[start ENTRIES]
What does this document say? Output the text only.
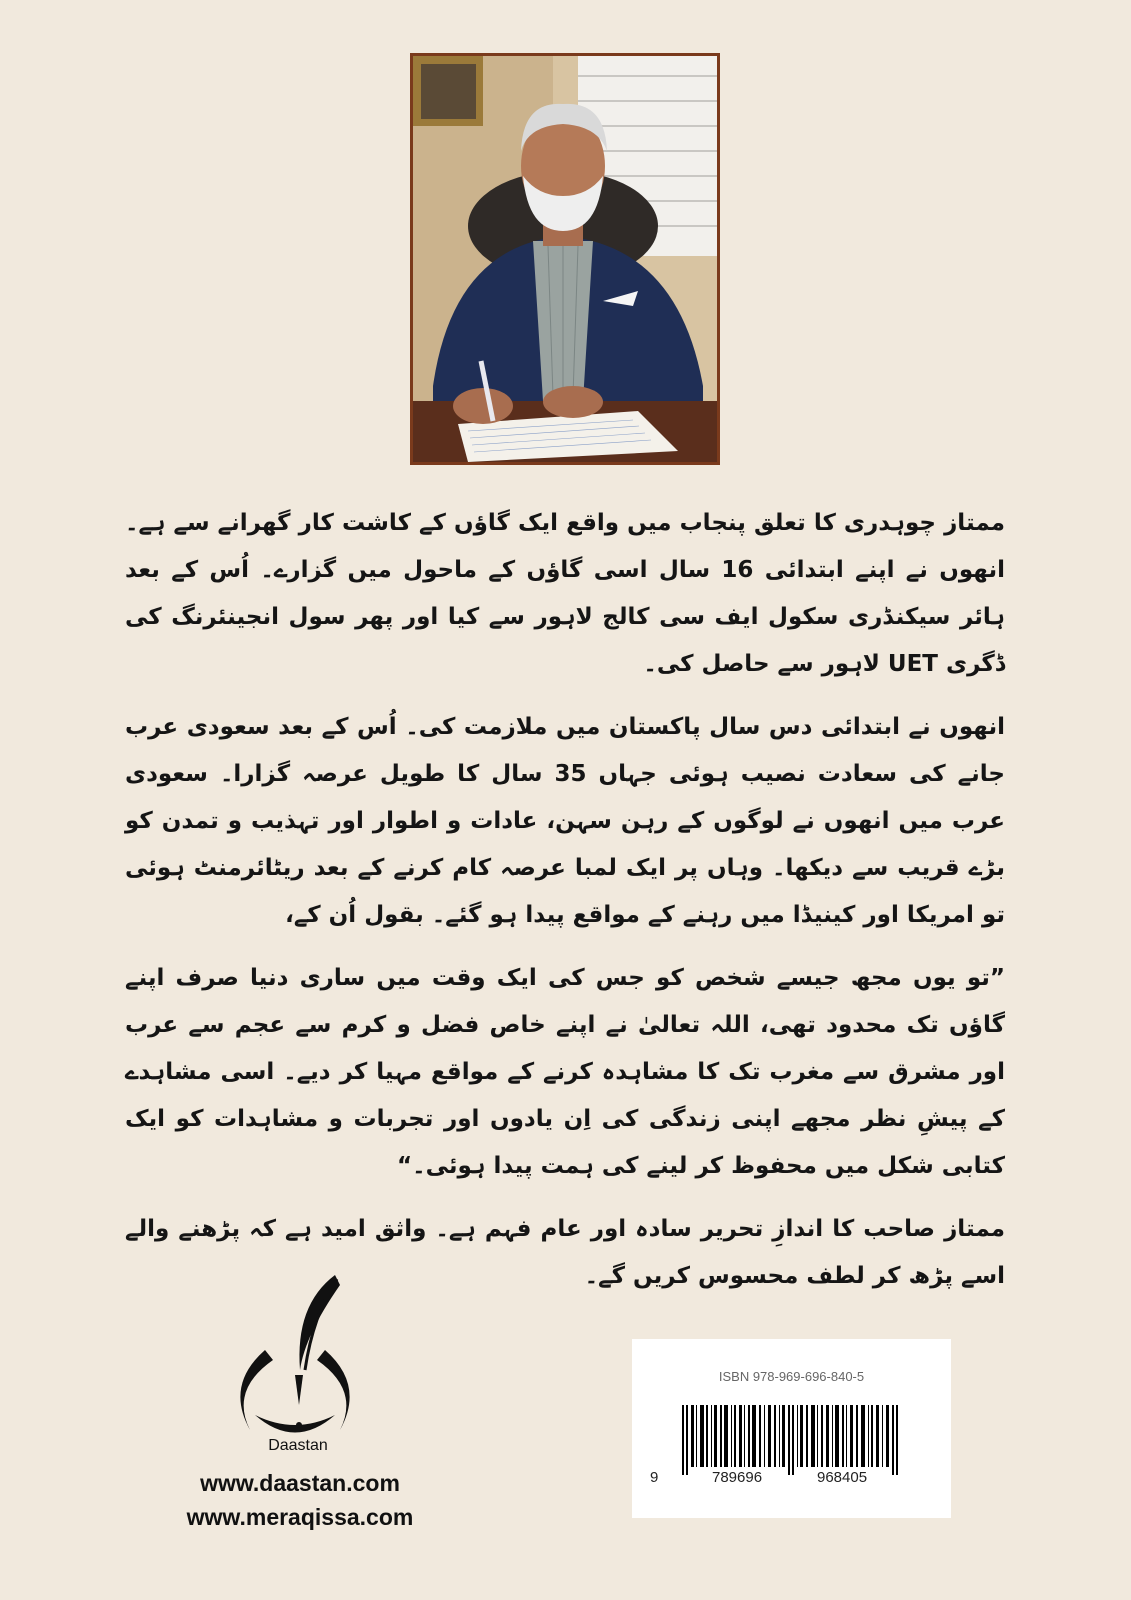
ممتاز چوہدری کا تعلق پنجاب میں واقع ایک گاؤں کے کاشت کار گھرانے سے ہے۔ انھوں نے اپنے ابتدائی 16 سال اسی گاؤں کے ماحول میں گزارے۔ اُس کے بعد ہائر سیکنڈری سکول ایف سی کالج لاہور سے کیا اور پھر سول انجینئرنگ کی ڈگری UET لاہور سے حاصل کی۔

انھوں نے ابتدائی دس سال پاکستان میں ملازمت کی۔ اُس کے بعد سعودی عرب جانے کی سعادت نصیب ہوئی جہاں 35 سال کا طویل عرصہ گزارا۔ سعودی عرب میں انھوں نے لوگوں کے رہن سہن، عادات و اطوار اور تہذیب و تمدن کو بڑے قریب سے دیکھا۔ وہاں پر ایک لمبا عرصہ کام کرنے کے بعد ریٹائرمنٹ ہوئی تو امریکا اور کینیڈا میں رہنے کے مواقع پیدا ہو گئے۔ بقول اُن کے،

”تو یوں مجھ جیسے شخص کو جس کی ایک وقت میں ساری دنیا صرف اپنے گاؤں تک محدود تھی، اللہ تعالیٰ نے اپنے خاص فضل و کرم سے عجم سے عرب اور مشرق سے مغرب تک کا مشاہدہ کرنے کے مواقع مہیا کر دیے۔ اسی مشاہدے کے پیشِ نظر مجھے اپنی زندگی کی اِن یادوں اور تجربات و مشاہدات کو ایک کتابی شکل میں محفوظ کر لینے کی ہمت پیدا ہوئی۔“

ممتاز صاحب کا اندازِ تحریر سادہ اور عام فہم ہے۔ واثق امید ہے کہ پڑھنے والے اسے پڑھ کر لطف محسوس کریں گے۔

Daastan
www.daastan.com
www.meraqissa.com
ISBN 978-969-696-840-5
9	789696	968405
[end ENTRIES]
* **REQUIREMENTS**
Within the listing, how many lines hold the word "مواقع"? Only the number is to be given.

* **RESPONSE**
2